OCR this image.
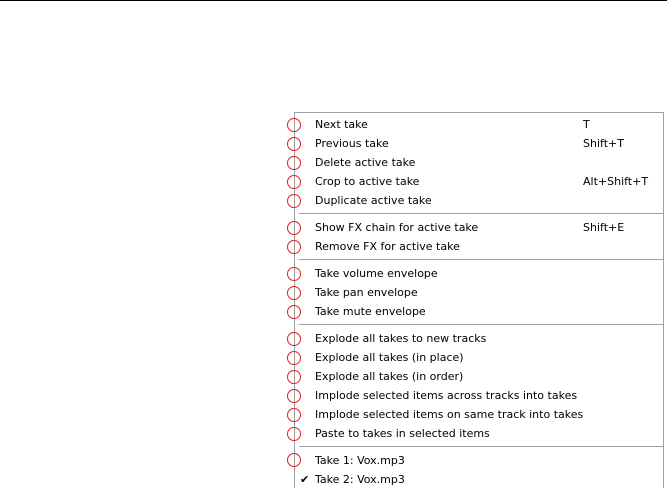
Next take	T
Previous take	Shift+T
Delete active take
Crop to active take	Alt+Shift+T
Duplicate active take
Show FX chain for active take	Shift+E
Remove FX for active take
Take volume envelope
Take pan envelope
Take mute envelope
Explode all takes to new tracks
Explode all takes (in place)
Explode all takes (in order)
Implode selected items across tracks into takes
Implode selected items on same track into takes
Paste to takes in selected items
Take 1: Vox.mp3
✔ Take 2: Vox.mp3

* **What is needed**: Isolate the lines above that contain the word "tracks" and copy them.

* **Answer to the exercise**:
Explode all takes to new tracks
Implode selected items across tracks into takes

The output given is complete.